■ DATASET RECORDS ■
———

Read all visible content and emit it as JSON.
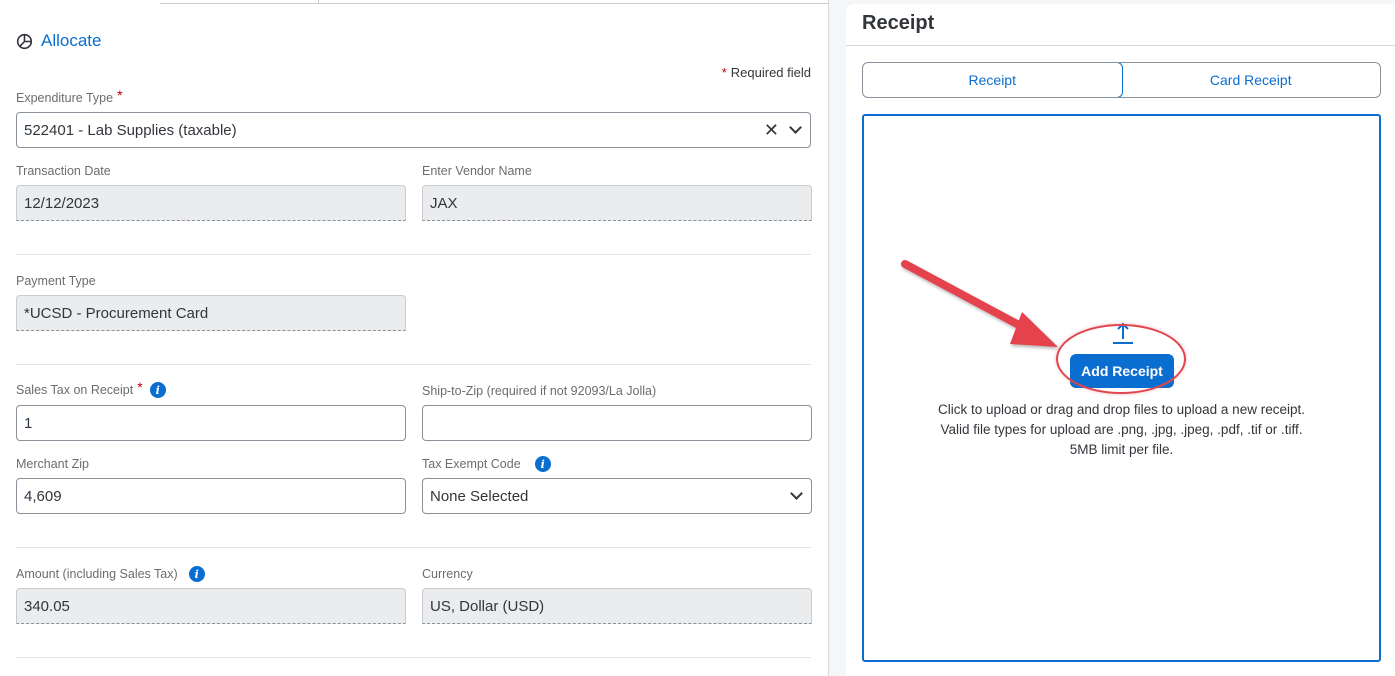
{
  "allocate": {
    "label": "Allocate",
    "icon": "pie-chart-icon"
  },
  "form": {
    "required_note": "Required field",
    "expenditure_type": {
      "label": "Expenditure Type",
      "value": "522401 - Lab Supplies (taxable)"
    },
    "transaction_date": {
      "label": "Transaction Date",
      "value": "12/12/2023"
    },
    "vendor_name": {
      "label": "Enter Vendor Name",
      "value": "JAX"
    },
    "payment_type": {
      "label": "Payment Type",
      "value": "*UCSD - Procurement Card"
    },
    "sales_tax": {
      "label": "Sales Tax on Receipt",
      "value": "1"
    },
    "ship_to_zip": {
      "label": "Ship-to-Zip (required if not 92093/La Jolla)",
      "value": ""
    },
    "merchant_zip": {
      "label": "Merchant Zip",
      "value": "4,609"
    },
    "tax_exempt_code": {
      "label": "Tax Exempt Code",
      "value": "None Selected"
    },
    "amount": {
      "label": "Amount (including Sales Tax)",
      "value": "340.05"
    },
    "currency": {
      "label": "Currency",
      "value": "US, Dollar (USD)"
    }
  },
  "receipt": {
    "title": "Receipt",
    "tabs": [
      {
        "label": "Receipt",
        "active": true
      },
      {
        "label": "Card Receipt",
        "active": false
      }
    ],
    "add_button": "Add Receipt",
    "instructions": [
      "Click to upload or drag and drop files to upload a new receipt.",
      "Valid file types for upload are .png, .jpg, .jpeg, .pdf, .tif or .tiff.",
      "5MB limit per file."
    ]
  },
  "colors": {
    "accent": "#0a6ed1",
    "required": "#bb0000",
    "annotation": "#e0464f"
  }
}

———

■ DESCRIPTION OF THE TASK ■
Reproduce the full listing faithfully, but do not carry over any pictures.

■ SOLUTION TO THE PROBLEM ■
Read all visible content and emit it as JSON.
{
  "allocate": {
    "label": "Allocate",
    "icon": "pie-chart-icon"
  },
  "form": {
    "required_note": "Required field",
    "expenditure_type": {
      "label": "Expenditure Type",
      "value": "522401 - Lab Supplies (taxable)"
    },
    "transaction_date": {
      "label": "Transaction Date",
      "value": "12/12/2023"
    },
    "vendor_name": {
      "label": "Enter Vendor Name",
      "value": "JAX"
    },
    "payment_type": {
      "label": "Payment Type",
      "value": "*UCSD - Procurement Card"
    },
    "sales_tax": {
      "label": "Sales Tax on Receipt",
      "value": "1"
    },
    "ship_to_zip": {
      "label": "Ship-to-Zip (required if not 92093/La Jolla)",
      "value": ""
    },
    "merchant_zip": {
      "label": "Merchant Zip",
      "value": "4,609"
    },
    "tax_exempt_code": {
      "label": "Tax Exempt Code",
      "value": "None Selected"
    },
    "amount": {
      "label": "Amount (including Sales Tax)",
      "value": "340.05"
    },
    "currency": {
      "label": "Currency",
      "value": "US, Dollar (USD)"
    }
  },
  "receipt": {
    "title": "Receipt",
    "tabs": [
      {
        "label": "Receipt",
        "active": true
      },
      {
        "label": "Card Receipt",
        "active": false
      }
    ],
    "add_button": "Add Receipt",
    "instructions": [
      "Click to upload or drag and drop files to upload a new receipt.",
      "Valid file types for upload are .png, .jpg, .jpeg, .pdf, .tif or .tiff.",
      "5MB limit per file."
    ]
  },
  "colors": {
    "accent": "#0a6ed1",
    "required": "#bb0000",
    "annotation": "#e0464f"
  }
}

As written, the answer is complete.